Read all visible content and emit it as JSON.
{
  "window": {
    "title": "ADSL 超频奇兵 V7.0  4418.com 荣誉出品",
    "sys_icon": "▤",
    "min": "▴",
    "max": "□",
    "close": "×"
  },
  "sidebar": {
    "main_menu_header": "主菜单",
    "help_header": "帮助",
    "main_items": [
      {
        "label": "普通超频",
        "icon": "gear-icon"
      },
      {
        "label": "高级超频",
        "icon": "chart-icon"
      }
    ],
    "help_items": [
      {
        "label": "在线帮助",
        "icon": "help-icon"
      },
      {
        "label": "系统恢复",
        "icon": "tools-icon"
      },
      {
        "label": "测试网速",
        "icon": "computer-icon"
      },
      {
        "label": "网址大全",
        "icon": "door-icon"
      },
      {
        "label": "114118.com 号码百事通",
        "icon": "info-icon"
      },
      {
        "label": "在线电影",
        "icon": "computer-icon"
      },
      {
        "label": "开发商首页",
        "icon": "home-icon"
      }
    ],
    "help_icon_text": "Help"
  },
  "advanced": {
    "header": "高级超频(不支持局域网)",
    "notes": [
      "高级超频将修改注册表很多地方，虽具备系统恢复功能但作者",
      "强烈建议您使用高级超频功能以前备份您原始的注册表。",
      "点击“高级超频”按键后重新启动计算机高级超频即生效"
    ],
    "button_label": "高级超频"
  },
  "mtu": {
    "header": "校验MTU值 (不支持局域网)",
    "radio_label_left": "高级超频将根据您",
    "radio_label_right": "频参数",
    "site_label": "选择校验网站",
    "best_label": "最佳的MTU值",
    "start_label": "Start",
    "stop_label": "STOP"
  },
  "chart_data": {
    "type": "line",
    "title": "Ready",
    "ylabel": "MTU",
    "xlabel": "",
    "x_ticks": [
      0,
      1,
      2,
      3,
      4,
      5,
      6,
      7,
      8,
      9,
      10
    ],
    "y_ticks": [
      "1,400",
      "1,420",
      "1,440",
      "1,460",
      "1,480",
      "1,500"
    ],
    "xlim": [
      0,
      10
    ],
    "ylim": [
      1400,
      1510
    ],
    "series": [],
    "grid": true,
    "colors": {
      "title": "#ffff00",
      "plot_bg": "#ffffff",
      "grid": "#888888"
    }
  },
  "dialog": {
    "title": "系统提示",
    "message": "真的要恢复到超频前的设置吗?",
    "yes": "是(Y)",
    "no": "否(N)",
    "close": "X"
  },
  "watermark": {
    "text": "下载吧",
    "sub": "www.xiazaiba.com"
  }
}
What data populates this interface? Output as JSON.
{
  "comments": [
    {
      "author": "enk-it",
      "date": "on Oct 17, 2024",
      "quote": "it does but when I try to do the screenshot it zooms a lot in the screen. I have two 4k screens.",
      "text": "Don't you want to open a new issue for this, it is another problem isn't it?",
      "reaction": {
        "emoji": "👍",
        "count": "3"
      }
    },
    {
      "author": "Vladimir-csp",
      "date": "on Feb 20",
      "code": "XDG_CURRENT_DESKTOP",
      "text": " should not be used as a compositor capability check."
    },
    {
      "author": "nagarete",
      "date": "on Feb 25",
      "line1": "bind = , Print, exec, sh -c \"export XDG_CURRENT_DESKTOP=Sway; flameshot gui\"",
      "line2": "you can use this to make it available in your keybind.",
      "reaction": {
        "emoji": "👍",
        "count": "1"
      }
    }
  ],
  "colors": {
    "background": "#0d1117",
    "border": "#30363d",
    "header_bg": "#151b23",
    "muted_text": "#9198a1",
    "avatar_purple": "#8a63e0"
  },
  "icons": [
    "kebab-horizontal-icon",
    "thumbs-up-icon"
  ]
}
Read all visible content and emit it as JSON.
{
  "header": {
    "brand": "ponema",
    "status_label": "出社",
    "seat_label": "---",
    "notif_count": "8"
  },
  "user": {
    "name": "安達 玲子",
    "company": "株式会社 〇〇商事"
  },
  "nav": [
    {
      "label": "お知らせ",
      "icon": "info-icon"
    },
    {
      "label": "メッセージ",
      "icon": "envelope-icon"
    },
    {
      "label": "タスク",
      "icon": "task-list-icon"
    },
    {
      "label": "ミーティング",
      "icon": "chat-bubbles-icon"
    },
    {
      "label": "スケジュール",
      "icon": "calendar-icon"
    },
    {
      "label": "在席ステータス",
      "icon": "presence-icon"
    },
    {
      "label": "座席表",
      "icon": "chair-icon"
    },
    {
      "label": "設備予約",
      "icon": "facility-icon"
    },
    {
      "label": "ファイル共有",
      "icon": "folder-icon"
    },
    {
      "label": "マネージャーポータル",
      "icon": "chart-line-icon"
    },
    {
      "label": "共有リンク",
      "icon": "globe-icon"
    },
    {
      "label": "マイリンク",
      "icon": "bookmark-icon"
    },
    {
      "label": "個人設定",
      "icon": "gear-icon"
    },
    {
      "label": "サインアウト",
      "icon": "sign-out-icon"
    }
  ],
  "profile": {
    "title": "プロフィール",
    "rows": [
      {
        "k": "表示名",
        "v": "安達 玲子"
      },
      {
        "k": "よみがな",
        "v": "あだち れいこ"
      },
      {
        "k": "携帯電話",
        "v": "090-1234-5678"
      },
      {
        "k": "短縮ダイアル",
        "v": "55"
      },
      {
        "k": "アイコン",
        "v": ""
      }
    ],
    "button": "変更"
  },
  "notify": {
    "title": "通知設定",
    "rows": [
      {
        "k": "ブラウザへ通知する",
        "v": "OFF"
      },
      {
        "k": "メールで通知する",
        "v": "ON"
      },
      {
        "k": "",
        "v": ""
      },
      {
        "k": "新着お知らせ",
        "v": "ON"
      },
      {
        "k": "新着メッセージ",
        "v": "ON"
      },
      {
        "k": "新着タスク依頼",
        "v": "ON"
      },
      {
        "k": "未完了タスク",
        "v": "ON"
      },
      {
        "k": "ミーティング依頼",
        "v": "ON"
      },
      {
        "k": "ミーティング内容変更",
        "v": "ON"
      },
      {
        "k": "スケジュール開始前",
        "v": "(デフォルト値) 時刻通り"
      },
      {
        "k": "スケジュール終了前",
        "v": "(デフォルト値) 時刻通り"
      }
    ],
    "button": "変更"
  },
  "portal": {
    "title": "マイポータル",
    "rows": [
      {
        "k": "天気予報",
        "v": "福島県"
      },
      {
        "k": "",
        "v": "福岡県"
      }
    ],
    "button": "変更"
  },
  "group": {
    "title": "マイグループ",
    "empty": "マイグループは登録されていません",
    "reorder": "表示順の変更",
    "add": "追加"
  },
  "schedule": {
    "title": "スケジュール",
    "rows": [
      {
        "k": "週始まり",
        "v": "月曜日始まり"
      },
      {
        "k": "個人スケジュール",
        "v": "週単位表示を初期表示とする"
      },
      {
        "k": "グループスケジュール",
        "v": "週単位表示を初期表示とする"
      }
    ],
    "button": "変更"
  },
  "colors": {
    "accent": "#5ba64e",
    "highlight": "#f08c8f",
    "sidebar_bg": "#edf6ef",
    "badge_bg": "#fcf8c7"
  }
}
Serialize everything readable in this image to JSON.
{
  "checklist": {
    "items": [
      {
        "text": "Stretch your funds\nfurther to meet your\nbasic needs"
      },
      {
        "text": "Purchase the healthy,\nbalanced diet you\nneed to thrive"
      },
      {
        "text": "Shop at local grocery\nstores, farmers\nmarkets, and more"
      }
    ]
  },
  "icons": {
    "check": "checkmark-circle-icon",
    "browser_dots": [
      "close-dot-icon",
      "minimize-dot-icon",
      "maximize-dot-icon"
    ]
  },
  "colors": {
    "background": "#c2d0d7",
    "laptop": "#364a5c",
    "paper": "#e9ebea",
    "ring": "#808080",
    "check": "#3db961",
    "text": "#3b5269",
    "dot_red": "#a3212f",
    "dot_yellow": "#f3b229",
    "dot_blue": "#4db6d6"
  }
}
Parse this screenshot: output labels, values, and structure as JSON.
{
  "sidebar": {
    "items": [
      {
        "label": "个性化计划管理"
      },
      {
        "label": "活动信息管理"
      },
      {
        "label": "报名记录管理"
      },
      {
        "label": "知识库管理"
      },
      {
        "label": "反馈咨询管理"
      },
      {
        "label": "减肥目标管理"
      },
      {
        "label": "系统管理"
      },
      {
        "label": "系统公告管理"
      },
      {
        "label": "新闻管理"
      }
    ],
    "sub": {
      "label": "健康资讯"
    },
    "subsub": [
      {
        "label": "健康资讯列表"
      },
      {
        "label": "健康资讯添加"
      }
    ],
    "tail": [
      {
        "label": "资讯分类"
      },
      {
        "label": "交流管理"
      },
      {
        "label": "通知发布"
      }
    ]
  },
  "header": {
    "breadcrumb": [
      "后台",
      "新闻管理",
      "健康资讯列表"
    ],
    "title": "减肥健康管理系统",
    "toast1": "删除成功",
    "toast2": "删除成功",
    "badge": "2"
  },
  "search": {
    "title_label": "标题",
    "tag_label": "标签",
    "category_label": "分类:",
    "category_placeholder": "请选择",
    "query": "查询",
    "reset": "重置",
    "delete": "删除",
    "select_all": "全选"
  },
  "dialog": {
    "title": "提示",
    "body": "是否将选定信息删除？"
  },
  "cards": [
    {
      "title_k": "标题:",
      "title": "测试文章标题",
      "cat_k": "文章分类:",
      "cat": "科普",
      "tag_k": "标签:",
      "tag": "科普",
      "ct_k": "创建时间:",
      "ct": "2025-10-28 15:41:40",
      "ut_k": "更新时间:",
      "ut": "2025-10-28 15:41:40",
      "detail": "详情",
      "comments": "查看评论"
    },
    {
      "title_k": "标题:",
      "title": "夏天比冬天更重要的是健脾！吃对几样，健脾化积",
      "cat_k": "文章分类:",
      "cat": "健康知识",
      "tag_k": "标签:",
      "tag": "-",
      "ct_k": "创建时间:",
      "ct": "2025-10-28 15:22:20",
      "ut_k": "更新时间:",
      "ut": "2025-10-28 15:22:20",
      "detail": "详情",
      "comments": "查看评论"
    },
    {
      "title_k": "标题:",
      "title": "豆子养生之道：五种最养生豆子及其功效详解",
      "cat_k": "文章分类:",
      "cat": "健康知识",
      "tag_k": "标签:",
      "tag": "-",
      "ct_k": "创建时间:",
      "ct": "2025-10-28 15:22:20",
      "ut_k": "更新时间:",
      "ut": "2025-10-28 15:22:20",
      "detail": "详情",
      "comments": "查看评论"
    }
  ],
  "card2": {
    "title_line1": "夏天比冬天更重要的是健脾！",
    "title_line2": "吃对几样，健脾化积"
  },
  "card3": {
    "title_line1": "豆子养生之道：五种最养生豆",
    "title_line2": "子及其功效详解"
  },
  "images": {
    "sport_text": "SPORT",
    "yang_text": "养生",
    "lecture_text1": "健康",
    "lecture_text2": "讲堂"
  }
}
● ● ● ● ●
▸ PROBLEM DETAILS
Nothing but a number is needed here: how many lines hold the string "夏天比冬天更重要的是健脾"?

▸ ANSWER TO THIS EXERCISE
2